→ **Task objective**
Extract every line below, verbatim.

━━━ Material supplied ━━━

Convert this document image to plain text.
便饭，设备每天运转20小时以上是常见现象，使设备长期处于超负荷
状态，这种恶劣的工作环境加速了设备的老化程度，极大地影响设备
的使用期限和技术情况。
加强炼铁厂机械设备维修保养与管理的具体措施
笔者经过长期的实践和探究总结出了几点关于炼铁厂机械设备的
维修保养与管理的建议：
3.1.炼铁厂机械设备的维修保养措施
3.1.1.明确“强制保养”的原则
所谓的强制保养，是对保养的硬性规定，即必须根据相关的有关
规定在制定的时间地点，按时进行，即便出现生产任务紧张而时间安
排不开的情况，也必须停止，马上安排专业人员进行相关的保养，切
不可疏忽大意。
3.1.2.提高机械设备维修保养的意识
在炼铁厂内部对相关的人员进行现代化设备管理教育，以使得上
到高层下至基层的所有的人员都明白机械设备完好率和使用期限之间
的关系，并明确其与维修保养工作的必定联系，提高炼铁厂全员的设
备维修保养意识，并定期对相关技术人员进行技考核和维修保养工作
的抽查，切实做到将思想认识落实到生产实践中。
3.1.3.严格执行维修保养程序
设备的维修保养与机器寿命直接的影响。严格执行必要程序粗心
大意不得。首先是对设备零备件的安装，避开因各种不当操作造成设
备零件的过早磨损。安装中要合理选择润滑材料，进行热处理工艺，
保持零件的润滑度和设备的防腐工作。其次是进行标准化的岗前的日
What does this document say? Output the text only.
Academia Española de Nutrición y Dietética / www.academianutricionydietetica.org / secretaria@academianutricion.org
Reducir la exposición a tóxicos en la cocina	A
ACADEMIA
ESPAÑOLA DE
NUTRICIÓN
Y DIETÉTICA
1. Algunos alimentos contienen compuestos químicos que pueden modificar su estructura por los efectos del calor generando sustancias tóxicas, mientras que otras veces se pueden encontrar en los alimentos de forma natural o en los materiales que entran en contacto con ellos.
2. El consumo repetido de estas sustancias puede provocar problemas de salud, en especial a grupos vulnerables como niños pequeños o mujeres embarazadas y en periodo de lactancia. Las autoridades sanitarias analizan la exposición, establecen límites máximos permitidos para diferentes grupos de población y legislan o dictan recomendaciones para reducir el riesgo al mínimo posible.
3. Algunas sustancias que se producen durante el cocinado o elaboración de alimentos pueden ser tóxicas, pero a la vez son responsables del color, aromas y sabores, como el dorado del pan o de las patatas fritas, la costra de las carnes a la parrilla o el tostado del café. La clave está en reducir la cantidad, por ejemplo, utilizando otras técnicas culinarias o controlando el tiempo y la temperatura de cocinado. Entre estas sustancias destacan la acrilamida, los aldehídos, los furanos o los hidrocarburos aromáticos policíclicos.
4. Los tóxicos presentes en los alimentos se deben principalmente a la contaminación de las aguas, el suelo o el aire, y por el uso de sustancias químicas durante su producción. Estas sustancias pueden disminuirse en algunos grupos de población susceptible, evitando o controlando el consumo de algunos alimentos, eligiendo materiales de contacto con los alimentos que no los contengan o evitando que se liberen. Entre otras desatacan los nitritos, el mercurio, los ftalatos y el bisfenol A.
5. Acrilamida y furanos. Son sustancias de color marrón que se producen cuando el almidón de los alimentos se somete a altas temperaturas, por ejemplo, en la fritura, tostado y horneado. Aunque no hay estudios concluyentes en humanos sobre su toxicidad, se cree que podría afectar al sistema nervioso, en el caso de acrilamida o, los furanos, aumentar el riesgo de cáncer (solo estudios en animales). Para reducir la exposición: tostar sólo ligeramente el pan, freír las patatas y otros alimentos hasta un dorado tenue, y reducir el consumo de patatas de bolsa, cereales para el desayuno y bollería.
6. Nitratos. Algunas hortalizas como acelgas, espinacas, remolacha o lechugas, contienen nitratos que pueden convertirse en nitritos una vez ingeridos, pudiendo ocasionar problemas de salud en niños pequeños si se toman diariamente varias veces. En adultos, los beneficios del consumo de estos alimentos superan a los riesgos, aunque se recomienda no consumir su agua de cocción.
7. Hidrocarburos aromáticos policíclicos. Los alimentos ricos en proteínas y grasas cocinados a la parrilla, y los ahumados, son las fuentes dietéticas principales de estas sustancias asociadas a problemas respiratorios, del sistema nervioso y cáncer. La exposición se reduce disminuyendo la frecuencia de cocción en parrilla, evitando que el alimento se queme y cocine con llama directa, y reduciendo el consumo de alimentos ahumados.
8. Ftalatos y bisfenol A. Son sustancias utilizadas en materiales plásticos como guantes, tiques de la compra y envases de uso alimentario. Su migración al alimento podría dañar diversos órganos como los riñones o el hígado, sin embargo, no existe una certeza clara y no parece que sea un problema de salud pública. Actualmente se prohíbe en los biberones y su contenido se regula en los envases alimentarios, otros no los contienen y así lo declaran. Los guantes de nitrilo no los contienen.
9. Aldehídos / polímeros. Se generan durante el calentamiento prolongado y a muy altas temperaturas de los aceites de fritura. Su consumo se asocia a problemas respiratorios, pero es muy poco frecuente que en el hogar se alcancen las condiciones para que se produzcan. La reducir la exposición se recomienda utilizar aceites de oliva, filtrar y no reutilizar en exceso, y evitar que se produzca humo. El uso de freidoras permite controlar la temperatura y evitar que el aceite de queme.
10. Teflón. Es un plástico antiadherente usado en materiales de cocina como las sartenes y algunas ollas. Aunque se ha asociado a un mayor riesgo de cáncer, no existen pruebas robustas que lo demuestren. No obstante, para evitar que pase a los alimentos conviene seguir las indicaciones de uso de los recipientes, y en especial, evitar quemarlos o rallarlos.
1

━━━

→ **Right answer**
Convert this document image to plain text.
便饭，设备每天运转20小时以上是常见现象，使设备长期处于超负荷
状态，这种恶劣的工作环境加速了设备的老化程度，极大地影响设备
的使用期限和技术情况。
加强炼铁厂机械设备维修保养与管理的具体措施
笔者经过长期的实践和探究总结出了几点关于炼铁厂机械设备的
维修保养与管理的建议：
3.1.炼铁厂机械设备的维修保养措施
3.1.1.明确“强制保养”的原则
所谓的强制保养，是对保养的硬性规定，即必须根据相关的有关
规定在制定的时间地点，按时进行，即便出现生产任务紧张而时间安
排不开的情况，也必须停止，马上安排专业人员进行相关的保养，切
不可疏忽大意。
3.1.2.提高机械设备维修保养的意识
在炼铁厂内部对相关的人员进行现代化设备管理教育，以使得上
到高层下至基层的所有的人员都明白机械设备完好率和使用期限之间
的关系，并明确其与维修保养工作的必定联系，提高炼铁厂全员的设
备维修保养意识，并定期对相关技术人员进行技考核和维修保养工作
的抽查，切实做到将思想认识落实到生产实践中。
3.1.3.严格执行维修保养程序
设备的维修保养与机器寿命直接的影响。严格执行必要程序粗心
大意不得。首先是对设备零备件的安装，避开因各种不当操作造成设
备零件的过早磨损。安装中要合理选择润滑材料，进行热处理工艺，
保持零件的润滑度和设备的防腐工作。其次是进行标准化的岗前的日
What does this document say? Output the text only.
Academia Española de Nutrición y Dietética / www.academianutricionydietetica.org / secretaria@academianutricion.org
Reducir la exposición a tóxicos en la cocina	A
ACADEMIA
ESPAÑOLA DE
NUTRICIÓN
Y DIETÉTICA
1. Algunos alimentos contienen compuestos químicos que pueden modificar su estructura por los efectos del calor generando sustancias tóxicas, mientras que otras veces se pueden encontrar en los alimentos de forma natural o en los materiales que entran en contacto con ellos.
2. El consumo repetido de estas sustancias puede provocar problemas de salud, en especial a grupos vulnerables como niños pequeños o mujeres embarazadas y en periodo de lactancia. Las autoridades sanitarias analizan la exposición, establecen límites máximos permitidos para diferentes grupos de población y legislan o dictan recomendaciones para reducir el riesgo al mínimo posible.
3. Algunas sustancias que se producen durante el cocinado o elaboración de alimentos pueden ser tóxicas, pero a la vez son responsables del color, aromas y sabores, como el dorado del pan o de las patatas fritas, la costra de las carnes a la parrilla o el tostado del café. La clave está en reducir la cantidad, por ejemplo, utilizando otras técnicas culinarias o controlando el tiempo y la temperatura de cocinado. Entre estas sustancias destacan la acrilamida, los aldehídos, los furanos o los hidrocarburos aromáticos policíclicos.
4. Los tóxicos presentes en los alimentos se deben principalmente a la contaminación de las aguas, el suelo o el aire, y por el uso de sustancias químicas durante su producción. Estas sustancias pueden disminuirse en algunos grupos de población susceptible, evitando o controlando el consumo de algunos alimentos, eligiendo materiales de contacto con los alimentos que no los contengan o evitando que se liberen. Entre otras desatacan los nitritos, el mercurio, los ftalatos y el bisfenol A.
5. Acrilamida y furanos. Son sustancias de color marrón que se producen cuando el almidón de los alimentos se somete a altas temperaturas, por ejemplo, en la fritura, tostado y horneado. Aunque no hay estudios concluyentes en humanos sobre su toxicidad, se cree que podría afectar al sistema nervioso, en el caso de acrilamida o, los furanos, aumentar el riesgo de cáncer (solo estudios en animales). Para reducir la exposición: tostar sólo ligeramente el pan, freír las patatas y otros alimentos hasta un dorado tenue, y reducir el consumo de patatas de bolsa, cereales para el desayuno y bollería.
6. Nitratos. Algunas hortalizas como acelgas, espinacas, remolacha o lechugas, contienen nitratos que pueden convertirse en nitritos una vez ingeridos, pudiendo ocasionar problemas de salud en niños pequeños si se toman diariamente varias veces. En adultos, los beneficios del consumo de estos alimentos superan a los riesgos, aunque se recomienda no consumir su agua de cocción.
7. Hidrocarburos aromáticos policíclicos. Los alimentos ricos en proteínas y grasas cocinados a la parrilla, y los ahumados, son las fuentes dietéticas principales de estas sustancias asociadas a problemas respiratorios, del sistema nervioso y cáncer. La exposición se reduce disminuyendo la frecuencia de cocción en parrilla, evitando que el alimento se queme y cocine con llama directa, y reduciendo el consumo de alimentos ahumados.
8. Ftalatos y bisfenol A. Son sustancias utilizadas en materiales plásticos como guantes, tiques de la compra y envases de uso alimentario. Su migración al alimento podría dañar diversos órganos como los riñones o el hígado, sin embargo, no existe una certeza clara y no parece que sea un problema de salud pública. Actualmente se prohíbe en los biberones y su contenido se regula en los envases alimentarios, otros no los contienen y así lo declaran. Los guantes de nitrilo no los contienen.
9. Aldehídos / polímeros. Se generan durante el calentamiento prolongado y a muy altas temperaturas de los aceites de fritura. Su consumo se asocia a problemas respiratorios, pero es muy poco frecuente que en el hogar se alcancen las condiciones para que se produzcan. La reducir la exposición se recomienda utilizar aceites de oliva, filtrar y no reutilizar en exceso, y evitar que se produzca humo. El uso de freidoras permite controlar la temperatura y evitar que el aceite de queme.
10. Teflón. Es un plástico antiadherente usado en materiales de cocina como las sartenes y algunas ollas. Aunque se ha asociado a un mayor riesgo de cáncer, no existen pruebas robustas que lo demuestren. No obstante, para evitar que pase a los alimentos conviene seguir las indicaciones de uso de los recipientes, y en especial, evitar quemarlos o rallarlos.
1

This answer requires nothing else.